* [Prompt] For each line of the data below that holds "this", copy the line.

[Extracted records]
--

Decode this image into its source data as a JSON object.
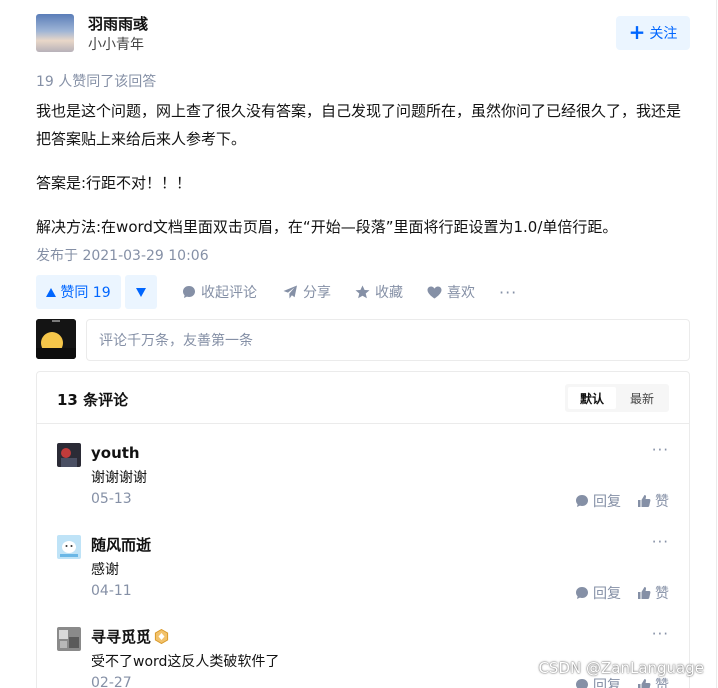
{
  "author": {
    "name": "羽雨雨彧",
    "headline": "小小青年",
    "follow_label": "关注"
  },
  "answer": {
    "vote_summary": "19 人赞同了该回答",
    "paragraphs": [
      "我也是这个问题，网上查了很久没有答案，自己发现了问题所在，虽然你问了已经很久了，我还是把答案贴上来给后来人参考下。",
      "答案是:行距不对！！！",
      "解决方法:在word文档里面双击页眉，在“开始—段落”里面将行距设置为1.0/单倍行距。"
    ],
    "published": "发布于 2021-03-29 10:06"
  },
  "actions": {
    "vote_up_label": "赞同 19",
    "collapse_comments": "收起评论",
    "share": "分享",
    "favorite": "收藏",
    "like": "喜欢",
    "more": "···"
  },
  "comment_editor": {
    "placeholder": "评论千万条，友善第一条"
  },
  "comments": {
    "count_label": "13 条评论",
    "sort_default": "默认",
    "sort_latest": "最新",
    "reply_label": "回复",
    "like_label": "赞",
    "more_label": "···",
    "items": [
      {
        "name": "youth",
        "text": "谢谢谢谢",
        "date": "05-13"
      },
      {
        "name": "随风而逝",
        "text": "感谢",
        "date": "04-11"
      },
      {
        "name": "寻寻觅觅",
        "text": "受不了word这反人类破软件了",
        "date": "02-27"
      }
    ]
  },
  "colors": {
    "accent": "#0066ff",
    "accent_bg": "#ebf5ff",
    "muted": "#8590a6",
    "border": "#ebebeb"
  },
  "watermark": "CSDN @ZanLanguage"
}
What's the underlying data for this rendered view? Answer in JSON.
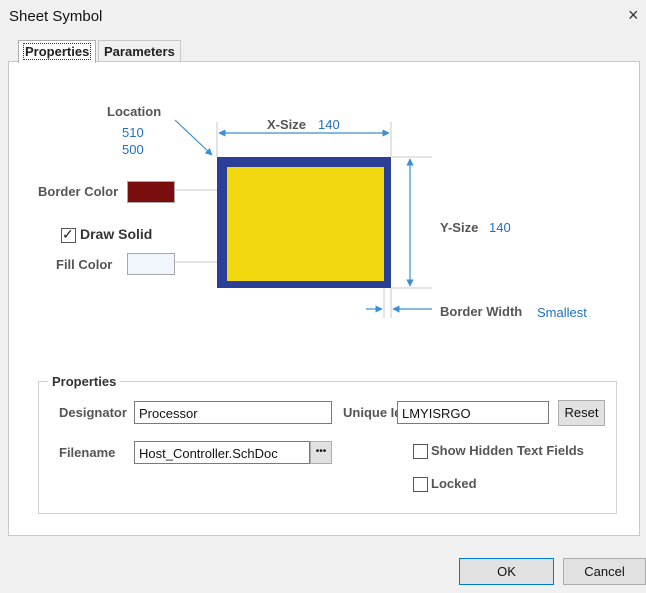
{
  "window": {
    "title": "Sheet Symbol",
    "close_glyph": "×"
  },
  "tabs": [
    {
      "label": "Properties"
    },
    {
      "label": "Parameters"
    }
  ],
  "graphic": {
    "location_label": "Location",
    "location_x": "510",
    "location_y": "500",
    "xsize_label": "X-Size",
    "xsize_value": "140",
    "ysize_label": "Y-Size",
    "ysize_value": "140",
    "border_color_label": "Border Color",
    "border_color": "#7a0e0e",
    "draw_solid_label": "Draw Solid",
    "draw_solid_checked": true,
    "fill_color_label": "Fill Color",
    "fill_color": "#f0f6fb",
    "border_width_label": "Border Width",
    "border_width_value": "Smallest",
    "symbol_border": "#2b3f96",
    "symbol_fill": "#f2d80f"
  },
  "properties": {
    "group_label": "Properties",
    "designator_label": "Designator",
    "designator_value": "Processor",
    "unique_id_label": "Unique Id",
    "unique_id_value": "LMYISRGO",
    "reset_label": "Reset",
    "filename_label": "Filename",
    "filename_value": "Host_Controller.SchDoc",
    "browse_label": "•••",
    "show_hidden_label": "Show Hidden Text Fields",
    "show_hidden_checked": false,
    "locked_label": "Locked",
    "locked_checked": false
  },
  "buttons": {
    "ok": "OK",
    "cancel": "Cancel"
  },
  "colors": {
    "accent": "#1f6fc5",
    "arrow": "#3a8fd8"
  }
}
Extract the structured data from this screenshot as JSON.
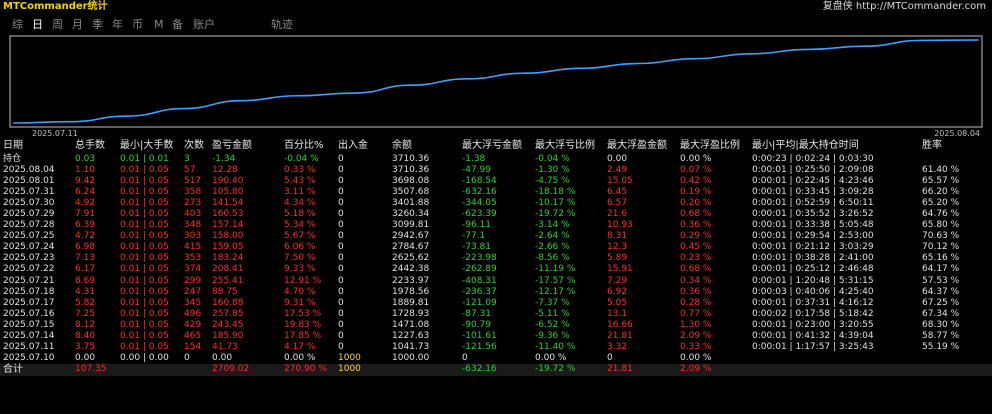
{
  "app": {
    "title": "MTCommander统计",
    "brand": "复盘侠 http://MTCommander.com"
  },
  "tabs": [
    {
      "label": "综",
      "active": false
    },
    {
      "label": "日",
      "active": true
    },
    {
      "label": "周",
      "active": false
    },
    {
      "label": "月",
      "active": false
    },
    {
      "label": "季",
      "active": false
    },
    {
      "label": "年",
      "active": false
    },
    {
      "label": "币",
      "active": false
    },
    {
      "label": "M",
      "active": false
    },
    {
      "label": "备",
      "active": false
    },
    {
      "label": "账户",
      "active": false
    },
    {
      "label": "轨迹",
      "active": false
    }
  ],
  "chart_data": {
    "type": "line",
    "x_start_label": "2025.07.11",
    "x_end_label": "2025.08.04",
    "x": [
      "2025.07.10",
      "2025.07.11",
      "2025.07.14",
      "2025.07.15",
      "2025.07.16",
      "2025.07.17",
      "2025.07.18",
      "2025.07.21",
      "2025.07.22",
      "2025.07.23",
      "2025.07.24",
      "2025.07.25",
      "2025.07.28",
      "2025.07.29",
      "2025.07.30",
      "2025.07.31",
      "2025.08.01",
      "2025.08.04"
    ],
    "values": [
      1000.0,
      1041.73,
      1227.63,
      1471.08,
      1728.93,
      1889.81,
      1978.56,
      2233.97,
      2442.38,
      2625.62,
      2784.67,
      2942.67,
      3099.81,
      3260.34,
      3401.88,
      3507.68,
      3698.08,
      3710.36
    ],
    "series_color": "#3aa0ff"
  },
  "table": {
    "headers": [
      "日期",
      "总手数",
      "最小|大手数",
      "次数",
      "盈亏金额",
      "百分比%",
      "出入金",
      "余额",
      "最大浮亏金额",
      "最大浮亏比例",
      "最大浮盈金额",
      "最大浮盈比例",
      "最小|平均|最大持仓时间",
      "胜率"
    ],
    "holding": {
      "label": "持仓",
      "lots": "0.03",
      "minmax": "0.01 | 0.01",
      "count": "3",
      "pnl": "-1.34",
      "pct": "-0.04 %",
      "deposit": "0",
      "balance": "3710.36",
      "max_dd": "-1.38",
      "max_dd_pct": "-0.04 %",
      "max_fp": "0.00",
      "max_fp_pct": "0.00 %",
      "hold_time": "0:00:23 | 0:02:24 | 0:03:30",
      "win": ""
    },
    "rows": [
      {
        "date": "2025.08.04",
        "lots": "1.10",
        "minmax": "0.01 | 0.05",
        "count": "57",
        "pnl": "12.28",
        "pct": "0.33 %",
        "deposit": "0",
        "balance": "3710.36",
        "max_dd": "-47.99",
        "max_dd_pct": "-1.30 %",
        "max_fp": "2.49",
        "max_fp_pct": "0.07 %",
        "hold_time": "0:00:01 | 0:25:50 | 2:09:08",
        "win": "61.40 %"
      },
      {
        "date": "2025.08.01",
        "lots": "9.42",
        "minmax": "0.01 | 0.05",
        "count": "517",
        "pnl": "190.40",
        "pct": "5.43 %",
        "deposit": "0",
        "balance": "3698.08",
        "max_dd": "-168.54",
        "max_dd_pct": "-4.75 %",
        "max_fp": "15.05",
        "max_fp_pct": "0.42 %",
        "hold_time": "0:00:01 | 0:22:45 | 4:23:46",
        "win": "65.57 %"
      },
      {
        "date": "2025.07.31",
        "lots": "6.24",
        "minmax": "0.01 | 0.05",
        "count": "358",
        "pnl": "105.80",
        "pct": "3.11 %",
        "deposit": "0",
        "balance": "3507.68",
        "max_dd": "-632.16",
        "max_dd_pct": "-18.18 %",
        "max_fp": "6.45",
        "max_fp_pct": "0.19 %",
        "hold_time": "0:00:01 | 0:33:45 | 3:09:28",
        "win": "66.20 %"
      },
      {
        "date": "2025.07.30",
        "lots": "4.92",
        "minmax": "0.01 | 0.05",
        "count": "273",
        "pnl": "141.54",
        "pct": "4.34 %",
        "deposit": "0",
        "balance": "3401.88",
        "max_dd": "-344.05",
        "max_dd_pct": "-10.17 %",
        "max_fp": "6.57",
        "max_fp_pct": "0.20 %",
        "hold_time": "0:00:01 | 0:52:59 | 6:50:11",
        "win": "65.20 %"
      },
      {
        "date": "2025.07.29",
        "lots": "7.91",
        "minmax": "0.01 | 0.05",
        "count": "403",
        "pnl": "160.53",
        "pct": "5.18 %",
        "deposit": "0",
        "balance": "3260.34",
        "max_dd": "-623.39",
        "max_dd_pct": "-19.72 %",
        "max_fp": "21.6",
        "max_fp_pct": "0.68 %",
        "hold_time": "0:00:01 | 0:35:52 | 3:26:52",
        "win": "64.76 %"
      },
      {
        "date": "2025.07.28",
        "lots": "6.39",
        "minmax": "0.01 | 0.05",
        "count": "348",
        "pnl": "157.14",
        "pct": "5.34 %",
        "deposit": "0",
        "balance": "3099.81",
        "max_dd": "-96.11",
        "max_dd_pct": "-3.14 %",
        "max_fp": "10.93",
        "max_fp_pct": "0.36 %",
        "hold_time": "0:00:01 | 0:33:38 | 5:05:48",
        "win": "65.80 %"
      },
      {
        "date": "2025.07.25",
        "lots": "4.72",
        "minmax": "0.01 | 0.05",
        "count": "303",
        "pnl": "158.00",
        "pct": "5.67 %",
        "deposit": "0",
        "balance": "2942.67",
        "max_dd": "-77.1",
        "max_dd_pct": "-2.64 %",
        "max_fp": "8.31",
        "max_fp_pct": "0.29 %",
        "hold_time": "0:00:01 | 0:29:54 | 2:53:00",
        "win": "70.63 %"
      },
      {
        "date": "2025.07.24",
        "lots": "6.98",
        "minmax": "0.01 | 0.05",
        "count": "415",
        "pnl": "159.05",
        "pct": "6.06 %",
        "deposit": "0",
        "balance": "2784.67",
        "max_dd": "-73.81",
        "max_dd_pct": "-2.66 %",
        "max_fp": "12.3",
        "max_fp_pct": "0.45 %",
        "hold_time": "0:00:01 | 0:21:12 | 3:03:29",
        "win": "70.12 %"
      },
      {
        "date": "2025.07.23",
        "lots": "7.13",
        "minmax": "0.01 | 0.05",
        "count": "353",
        "pnl": "183.24",
        "pct": "7.50 %",
        "deposit": "0",
        "balance": "2625.62",
        "max_dd": "-223.98",
        "max_dd_pct": "-8.56 %",
        "max_fp": "5.89",
        "max_fp_pct": "0.23 %",
        "hold_time": "0:00:01 | 0:38:28 | 2:41:00",
        "win": "65.16 %"
      },
      {
        "date": "2025.07.22",
        "lots": "6.17",
        "minmax": "0.01 | 0.05",
        "count": "374",
        "pnl": "208.41",
        "pct": "9.33 %",
        "deposit": "0",
        "balance": "2442.38",
        "max_dd": "-262.89",
        "max_dd_pct": "-11.19 %",
        "max_fp": "15.91",
        "max_fp_pct": "0.68 %",
        "hold_time": "0:00:01 | 0:25:12 | 2:46:48",
        "win": "64.17 %"
      },
      {
        "date": "2025.07.21",
        "lots": "8.69",
        "minmax": "0.01 | 0.05",
        "count": "299",
        "pnl": "255.41",
        "pct": "12.91 %",
        "deposit": "0",
        "balance": "2233.97",
        "max_dd": "-408.31",
        "max_dd_pct": "-17.57 %",
        "max_fp": "7.29",
        "max_fp_pct": "0.34 %",
        "hold_time": "0:00:01 | 1:20:48 | 5:31:15",
        "win": "57.53 %"
      },
      {
        "date": "2025.07.18",
        "lots": "4.31",
        "minmax": "0.01 | 0.05",
        "count": "247",
        "pnl": "88.75",
        "pct": "4.70 %",
        "deposit": "0",
        "balance": "1978.56",
        "max_dd": "-236.37",
        "max_dd_pct": "-12.17 %",
        "max_fp": "6.92",
        "max_fp_pct": "0.36 %",
        "hold_time": "0:00:03 | 0:40:06 | 4:25:40",
        "win": "64.37 %"
      },
      {
        "date": "2025.07.17",
        "lots": "5.82",
        "minmax": "0.01 | 0.05",
        "count": "345",
        "pnl": "160.88",
        "pct": "9.31 %",
        "deposit": "0",
        "balance": "1889.81",
        "max_dd": "-121.09",
        "max_dd_pct": "-7.37 %",
        "max_fp": "5.05",
        "max_fp_pct": "0.28 %",
        "hold_time": "0:00:01 | 0:37:31 | 4:16:12",
        "win": "67.25 %"
      },
      {
        "date": "2025.07.16",
        "lots": "7.25",
        "minmax": "0.01 | 0.05",
        "count": "496",
        "pnl": "257.85",
        "pct": "17.53 %",
        "deposit": "0",
        "balance": "1728.93",
        "max_dd": "-87.31",
        "max_dd_pct": "-5.11 %",
        "max_fp": "13.1",
        "max_fp_pct": "0.77 %",
        "hold_time": "0:00:02 | 0:17:58 | 5:18:42",
        "win": "67.34 %"
      },
      {
        "date": "2025.07.15",
        "lots": "8.12",
        "minmax": "0.01 | 0.05",
        "count": "429",
        "pnl": "243.45",
        "pct": "19.83 %",
        "deposit": "0",
        "balance": "1471.08",
        "max_dd": "-90.79",
        "max_dd_pct": "-6.52 %",
        "max_fp": "16.66",
        "max_fp_pct": "1.30 %",
        "hold_time": "0:00:01 | 0:23:00 | 3:20:55",
        "win": "68.30 %"
      },
      {
        "date": "2025.07.14",
        "lots": "8.40",
        "minmax": "0.01 | 0.05",
        "count": "465",
        "pnl": "185.90",
        "pct": "17.85 %",
        "deposit": "0",
        "balance": "1227.63",
        "max_dd": "-101.61",
        "max_dd_pct": "-9.36 %",
        "max_fp": "21.81",
        "max_fp_pct": "2.09 %",
        "hold_time": "0:00:01 | 0:41:32 | 4:39:04",
        "win": "58.77 %"
      },
      {
        "date": "2025.07.11",
        "lots": "3.75",
        "minmax": "0.01 | 0.05",
        "count": "154",
        "pnl": "41.73",
        "pct": "4.17 %",
        "deposit": "0",
        "balance": "1041.73",
        "max_dd": "-121.56",
        "max_dd_pct": "-11.40 %",
        "max_fp": "3.32",
        "max_fp_pct": "0.33 %",
        "hold_time": "0:00:01 | 1:17:57 | 3:25:43",
        "win": "55.19 %"
      },
      {
        "date": "2025.07.10",
        "lots": "0.00",
        "minmax": "0.00 | 0.00",
        "count": "0",
        "pnl": "0.00",
        "pct": "0.00 %",
        "deposit": "1000",
        "balance": "1000.00",
        "max_dd": "0",
        "max_dd_pct": "0.00 %",
        "max_fp": "0",
        "max_fp_pct": "0.00 %",
        "hold_time": "",
        "win": ""
      }
    ],
    "total": {
      "label": "合计",
      "lots": "107.35",
      "pnl": "2709.02",
      "pct": "270.90 %",
      "deposit": "1000",
      "max_dd": "-632.16",
      "max_dd_pct": "-19.72 %",
      "max_fp": "21.81",
      "max_fp_pct": "2.09 %"
    }
  }
}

--

* [Task response]
Decode this image into its source data as a JSON object.
What's the underlying data for this rendered view? Answer in JSON.
Extract the structured data from this screenshot as JSON.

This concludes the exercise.